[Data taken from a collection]
※ ※ ※

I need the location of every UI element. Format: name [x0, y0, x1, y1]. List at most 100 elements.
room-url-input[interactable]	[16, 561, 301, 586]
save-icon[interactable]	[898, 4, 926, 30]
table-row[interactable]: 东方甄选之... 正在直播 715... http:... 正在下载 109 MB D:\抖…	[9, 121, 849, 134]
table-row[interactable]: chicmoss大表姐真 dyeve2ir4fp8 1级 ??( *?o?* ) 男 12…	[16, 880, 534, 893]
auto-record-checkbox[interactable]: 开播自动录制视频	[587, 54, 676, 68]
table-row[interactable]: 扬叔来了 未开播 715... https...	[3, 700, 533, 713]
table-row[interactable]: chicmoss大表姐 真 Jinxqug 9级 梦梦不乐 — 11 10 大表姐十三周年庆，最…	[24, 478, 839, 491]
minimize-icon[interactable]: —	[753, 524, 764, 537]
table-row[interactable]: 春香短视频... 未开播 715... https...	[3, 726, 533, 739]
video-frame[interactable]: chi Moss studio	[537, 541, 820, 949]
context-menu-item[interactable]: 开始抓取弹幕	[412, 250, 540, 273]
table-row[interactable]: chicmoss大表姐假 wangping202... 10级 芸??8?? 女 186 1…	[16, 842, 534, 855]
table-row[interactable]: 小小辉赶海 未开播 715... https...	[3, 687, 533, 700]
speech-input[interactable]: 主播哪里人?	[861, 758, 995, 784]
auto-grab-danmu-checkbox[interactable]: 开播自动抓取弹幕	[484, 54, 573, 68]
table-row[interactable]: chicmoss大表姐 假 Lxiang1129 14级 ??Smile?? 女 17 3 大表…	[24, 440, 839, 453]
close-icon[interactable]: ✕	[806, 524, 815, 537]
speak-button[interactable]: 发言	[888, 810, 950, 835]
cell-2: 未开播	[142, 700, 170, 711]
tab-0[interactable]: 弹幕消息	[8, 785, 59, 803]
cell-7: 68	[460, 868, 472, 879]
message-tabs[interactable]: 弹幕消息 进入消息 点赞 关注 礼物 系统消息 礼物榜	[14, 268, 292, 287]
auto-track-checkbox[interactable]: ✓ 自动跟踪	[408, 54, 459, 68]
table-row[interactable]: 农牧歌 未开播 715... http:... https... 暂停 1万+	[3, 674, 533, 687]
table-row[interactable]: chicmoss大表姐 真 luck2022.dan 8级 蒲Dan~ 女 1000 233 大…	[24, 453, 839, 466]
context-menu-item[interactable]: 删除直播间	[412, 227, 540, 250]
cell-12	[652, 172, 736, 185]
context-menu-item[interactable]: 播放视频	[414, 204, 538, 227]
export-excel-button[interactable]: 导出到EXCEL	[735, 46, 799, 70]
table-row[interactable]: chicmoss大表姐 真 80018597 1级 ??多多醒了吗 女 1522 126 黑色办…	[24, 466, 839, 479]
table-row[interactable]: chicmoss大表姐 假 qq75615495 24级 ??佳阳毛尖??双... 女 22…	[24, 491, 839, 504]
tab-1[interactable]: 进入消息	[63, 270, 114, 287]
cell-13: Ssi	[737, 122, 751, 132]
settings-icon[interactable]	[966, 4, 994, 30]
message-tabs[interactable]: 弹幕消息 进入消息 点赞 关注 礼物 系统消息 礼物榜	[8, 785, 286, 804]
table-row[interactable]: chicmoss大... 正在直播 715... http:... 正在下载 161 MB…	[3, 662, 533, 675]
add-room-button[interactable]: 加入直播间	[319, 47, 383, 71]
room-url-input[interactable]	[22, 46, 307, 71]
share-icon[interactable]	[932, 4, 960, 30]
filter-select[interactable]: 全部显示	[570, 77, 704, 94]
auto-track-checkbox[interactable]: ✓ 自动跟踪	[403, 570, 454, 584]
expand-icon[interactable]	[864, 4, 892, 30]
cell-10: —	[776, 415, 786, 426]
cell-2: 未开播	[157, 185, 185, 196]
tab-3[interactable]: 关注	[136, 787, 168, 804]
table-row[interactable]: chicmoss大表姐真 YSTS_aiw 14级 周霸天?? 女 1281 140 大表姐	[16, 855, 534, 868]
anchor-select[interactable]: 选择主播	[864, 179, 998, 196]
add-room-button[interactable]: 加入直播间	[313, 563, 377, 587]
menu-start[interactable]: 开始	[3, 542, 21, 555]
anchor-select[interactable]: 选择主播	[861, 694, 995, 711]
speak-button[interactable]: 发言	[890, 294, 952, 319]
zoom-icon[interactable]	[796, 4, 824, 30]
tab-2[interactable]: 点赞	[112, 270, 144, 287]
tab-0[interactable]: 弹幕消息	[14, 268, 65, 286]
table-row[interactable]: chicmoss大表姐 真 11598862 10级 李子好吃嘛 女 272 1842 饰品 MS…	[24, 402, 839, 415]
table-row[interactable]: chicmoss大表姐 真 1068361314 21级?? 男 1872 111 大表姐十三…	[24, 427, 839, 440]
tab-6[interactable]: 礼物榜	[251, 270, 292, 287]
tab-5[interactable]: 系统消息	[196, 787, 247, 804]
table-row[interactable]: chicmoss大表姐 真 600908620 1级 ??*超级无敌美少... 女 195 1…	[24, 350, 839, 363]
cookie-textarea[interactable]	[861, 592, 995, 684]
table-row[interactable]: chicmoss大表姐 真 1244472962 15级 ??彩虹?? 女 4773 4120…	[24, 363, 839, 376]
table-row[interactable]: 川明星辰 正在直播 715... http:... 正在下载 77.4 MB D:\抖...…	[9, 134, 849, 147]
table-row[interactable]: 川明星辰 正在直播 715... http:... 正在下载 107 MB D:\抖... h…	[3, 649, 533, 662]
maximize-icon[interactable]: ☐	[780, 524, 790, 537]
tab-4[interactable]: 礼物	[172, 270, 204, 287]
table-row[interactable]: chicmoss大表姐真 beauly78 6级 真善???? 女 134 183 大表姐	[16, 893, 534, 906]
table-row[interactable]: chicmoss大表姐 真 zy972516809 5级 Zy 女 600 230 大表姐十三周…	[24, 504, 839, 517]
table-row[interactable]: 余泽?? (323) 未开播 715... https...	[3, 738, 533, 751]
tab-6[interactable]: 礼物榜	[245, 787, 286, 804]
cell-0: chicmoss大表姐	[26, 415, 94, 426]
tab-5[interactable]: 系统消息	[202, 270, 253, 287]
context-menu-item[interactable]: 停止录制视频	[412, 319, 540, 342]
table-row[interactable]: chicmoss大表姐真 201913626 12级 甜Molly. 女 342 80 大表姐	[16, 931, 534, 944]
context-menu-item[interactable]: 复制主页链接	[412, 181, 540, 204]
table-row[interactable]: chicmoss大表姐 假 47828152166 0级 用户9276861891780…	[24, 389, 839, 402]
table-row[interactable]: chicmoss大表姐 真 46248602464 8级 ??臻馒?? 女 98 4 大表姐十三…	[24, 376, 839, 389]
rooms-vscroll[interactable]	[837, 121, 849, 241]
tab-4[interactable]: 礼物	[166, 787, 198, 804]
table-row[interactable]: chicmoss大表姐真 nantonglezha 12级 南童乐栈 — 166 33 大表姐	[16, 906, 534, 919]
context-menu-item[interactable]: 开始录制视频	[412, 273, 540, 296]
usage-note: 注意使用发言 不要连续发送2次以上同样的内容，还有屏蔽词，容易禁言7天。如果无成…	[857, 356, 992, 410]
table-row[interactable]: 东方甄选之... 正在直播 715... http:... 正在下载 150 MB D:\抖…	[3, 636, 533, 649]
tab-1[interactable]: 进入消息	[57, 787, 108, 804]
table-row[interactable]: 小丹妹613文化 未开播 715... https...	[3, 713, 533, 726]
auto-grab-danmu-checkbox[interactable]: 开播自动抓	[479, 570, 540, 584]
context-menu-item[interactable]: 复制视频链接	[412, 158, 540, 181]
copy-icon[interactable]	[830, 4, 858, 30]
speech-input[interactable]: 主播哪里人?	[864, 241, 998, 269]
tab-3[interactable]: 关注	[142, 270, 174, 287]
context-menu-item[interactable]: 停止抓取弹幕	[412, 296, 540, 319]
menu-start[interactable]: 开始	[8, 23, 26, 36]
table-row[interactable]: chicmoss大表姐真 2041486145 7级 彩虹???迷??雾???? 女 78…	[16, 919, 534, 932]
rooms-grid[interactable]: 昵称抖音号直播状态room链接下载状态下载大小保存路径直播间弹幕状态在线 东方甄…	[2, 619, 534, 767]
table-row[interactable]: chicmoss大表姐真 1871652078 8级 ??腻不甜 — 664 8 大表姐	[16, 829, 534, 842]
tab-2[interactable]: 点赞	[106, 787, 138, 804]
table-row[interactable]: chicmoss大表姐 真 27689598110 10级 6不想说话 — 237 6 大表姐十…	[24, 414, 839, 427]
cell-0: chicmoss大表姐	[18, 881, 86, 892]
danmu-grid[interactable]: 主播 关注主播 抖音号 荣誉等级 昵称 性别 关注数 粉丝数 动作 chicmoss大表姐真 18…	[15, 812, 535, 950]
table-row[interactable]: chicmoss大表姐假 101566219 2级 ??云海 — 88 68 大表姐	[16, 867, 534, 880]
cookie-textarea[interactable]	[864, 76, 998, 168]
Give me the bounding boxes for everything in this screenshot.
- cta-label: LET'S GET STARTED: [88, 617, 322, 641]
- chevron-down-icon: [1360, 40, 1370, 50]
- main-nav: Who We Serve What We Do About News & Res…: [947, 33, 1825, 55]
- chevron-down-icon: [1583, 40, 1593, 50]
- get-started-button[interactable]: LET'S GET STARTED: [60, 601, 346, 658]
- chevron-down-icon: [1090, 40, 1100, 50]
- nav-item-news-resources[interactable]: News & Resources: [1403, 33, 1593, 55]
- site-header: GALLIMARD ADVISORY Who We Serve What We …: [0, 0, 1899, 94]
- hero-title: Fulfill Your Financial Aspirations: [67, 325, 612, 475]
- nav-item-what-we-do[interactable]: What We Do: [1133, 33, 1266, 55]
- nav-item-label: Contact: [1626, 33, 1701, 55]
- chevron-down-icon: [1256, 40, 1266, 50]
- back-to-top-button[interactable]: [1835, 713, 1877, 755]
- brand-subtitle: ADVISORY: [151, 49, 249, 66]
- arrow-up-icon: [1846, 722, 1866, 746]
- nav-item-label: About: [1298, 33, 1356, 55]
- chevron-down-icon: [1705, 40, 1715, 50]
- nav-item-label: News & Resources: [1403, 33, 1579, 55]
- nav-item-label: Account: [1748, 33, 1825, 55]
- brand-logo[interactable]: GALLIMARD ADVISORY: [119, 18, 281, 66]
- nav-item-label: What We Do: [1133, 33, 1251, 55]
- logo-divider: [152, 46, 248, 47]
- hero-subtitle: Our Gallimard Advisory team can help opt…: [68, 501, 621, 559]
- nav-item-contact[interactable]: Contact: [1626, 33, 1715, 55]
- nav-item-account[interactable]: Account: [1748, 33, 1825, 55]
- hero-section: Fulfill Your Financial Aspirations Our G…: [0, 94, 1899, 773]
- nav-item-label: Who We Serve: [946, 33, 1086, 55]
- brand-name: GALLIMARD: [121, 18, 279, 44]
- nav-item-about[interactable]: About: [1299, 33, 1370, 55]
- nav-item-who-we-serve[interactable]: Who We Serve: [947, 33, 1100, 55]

※ ※ ※

Short problem>
Reproduce the listing word for word, starting at its first line and stopping after the line that contains "4, 926, 30]".

Complete answer>
I need the location of every UI element. Format: name [x0, y0, x1, y1]. List at most 100 elements.
room-url-input[interactable]	[16, 561, 301, 586]
save-icon[interactable]	[898, 4, 926, 30]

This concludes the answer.